» To do: Write out every entry exactly as it appears.

Figure contents as structured data
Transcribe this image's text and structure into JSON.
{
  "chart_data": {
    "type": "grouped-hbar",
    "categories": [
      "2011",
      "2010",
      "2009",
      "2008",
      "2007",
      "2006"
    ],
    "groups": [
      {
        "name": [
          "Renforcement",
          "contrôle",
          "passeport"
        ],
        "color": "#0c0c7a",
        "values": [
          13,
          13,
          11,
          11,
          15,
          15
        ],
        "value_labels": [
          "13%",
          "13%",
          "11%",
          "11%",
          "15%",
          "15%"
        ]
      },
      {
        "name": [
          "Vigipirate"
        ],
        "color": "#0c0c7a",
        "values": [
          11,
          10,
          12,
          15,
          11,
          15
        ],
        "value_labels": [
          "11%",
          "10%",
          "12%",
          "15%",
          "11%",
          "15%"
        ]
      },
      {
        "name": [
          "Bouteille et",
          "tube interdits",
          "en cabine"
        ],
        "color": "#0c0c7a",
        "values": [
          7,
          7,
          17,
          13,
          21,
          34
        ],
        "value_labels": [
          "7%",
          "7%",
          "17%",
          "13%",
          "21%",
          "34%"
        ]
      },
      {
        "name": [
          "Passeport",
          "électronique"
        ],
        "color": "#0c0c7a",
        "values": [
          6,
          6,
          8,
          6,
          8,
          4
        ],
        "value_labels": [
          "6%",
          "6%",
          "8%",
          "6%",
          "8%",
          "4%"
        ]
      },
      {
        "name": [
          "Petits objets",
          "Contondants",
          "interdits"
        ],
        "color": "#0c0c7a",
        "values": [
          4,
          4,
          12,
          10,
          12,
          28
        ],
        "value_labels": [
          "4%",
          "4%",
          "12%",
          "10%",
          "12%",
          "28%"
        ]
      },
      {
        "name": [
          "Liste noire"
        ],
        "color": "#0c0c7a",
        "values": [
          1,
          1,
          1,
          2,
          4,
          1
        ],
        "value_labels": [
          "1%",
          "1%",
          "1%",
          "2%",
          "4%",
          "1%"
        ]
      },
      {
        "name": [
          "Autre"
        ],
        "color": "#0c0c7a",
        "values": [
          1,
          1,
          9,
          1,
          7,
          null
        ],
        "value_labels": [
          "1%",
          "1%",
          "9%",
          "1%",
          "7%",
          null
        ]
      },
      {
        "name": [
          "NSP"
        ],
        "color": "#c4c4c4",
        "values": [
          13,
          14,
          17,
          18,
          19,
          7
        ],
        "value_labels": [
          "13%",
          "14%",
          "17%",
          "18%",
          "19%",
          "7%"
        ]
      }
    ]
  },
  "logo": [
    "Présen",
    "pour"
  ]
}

» Written answer:
Transcribe this image's text and structure into JSON.
{
  "chart_data": {
    "type": "grouped-hbar",
    "categories": [
      "2011",
      "2010",
      "2009",
      "2008",
      "2007",
      "2006"
    ],
    "groups": [
      {
        "name": [
          "Renforcement",
          "contrôle",
          "passeport"
        ],
        "color": "#0c0c7a",
        "values": [
          13,
          13,
          11,
          11,
          15,
          15
        ],
        "value_labels": [
          "13%",
          "13%",
          "11%",
          "11%",
          "15%",
          "15%"
        ]
      },
      {
        "name": [
          "Vigipirate"
        ],
        "color": "#0c0c7a",
        "values": [
          11,
          10,
          12,
          15,
          11,
          15
        ],
        "value_labels": [
          "11%",
          "10%",
          "12%",
          "15%",
          "11%",
          "15%"
        ]
      },
      {
        "name": [
          "Bouteille et",
          "tube interdits",
          "en cabine"
        ],
        "color": "#0c0c7a",
        "values": [
          7,
          7,
          17,
          13,
          21,
          34
        ],
        "value_labels": [
          "7%",
          "7%",
          "17%",
          "13%",
          "21%",
          "34%"
        ]
      },
      {
        "name": [
          "Passeport",
          "électronique"
        ],
        "color": "#0c0c7a",
        "values": [
          6,
          6,
          8,
          6,
          8,
          4
        ],
        "value_labels": [
          "6%",
          "6%",
          "8%",
          "6%",
          "8%",
          "4%"
        ]
      },
      {
        "name": [
          "Petits objets",
          "Contondants",
          "interdits"
        ],
        "color": "#0c0c7a",
        "values": [
          4,
          4,
          12,
          10,
          12,
          28
        ],
        "value_labels": [
          "4%",
          "4%",
          "12%",
          "10%",
          "12%",
          "28%"
        ]
      },
      {
        "name": [
          "Liste noire"
        ],
        "color": "#0c0c7a",
        "values": [
          1,
          1,
          1,
          2,
          4,
          1
        ],
        "value_labels": [
          "1%",
          "1%",
          "1%",
          "2%",
          "4%",
          "1%"
        ]
      },
      {
        "name": [
          "Autre"
        ],
        "color": "#0c0c7a",
        "values": [
          1,
          1,
          9,
          1,
          7,
          null
        ],
        "value_labels": [
          "1%",
          "1%",
          "9%",
          "1%",
          "7%",
          null
        ]
      },
      {
        "name": [
          "NSP"
        ],
        "color": "#c4c4c4",
        "values": [
          13,
          14,
          17,
          18,
          19,
          7
        ],
        "value_labels": [
          "13%",
          "14%",
          "17%",
          "18%",
          "19%",
          "7%"
        ]
      }
    ]
  },
  "logo": [
    "Présen",
    "pour"
  ]
}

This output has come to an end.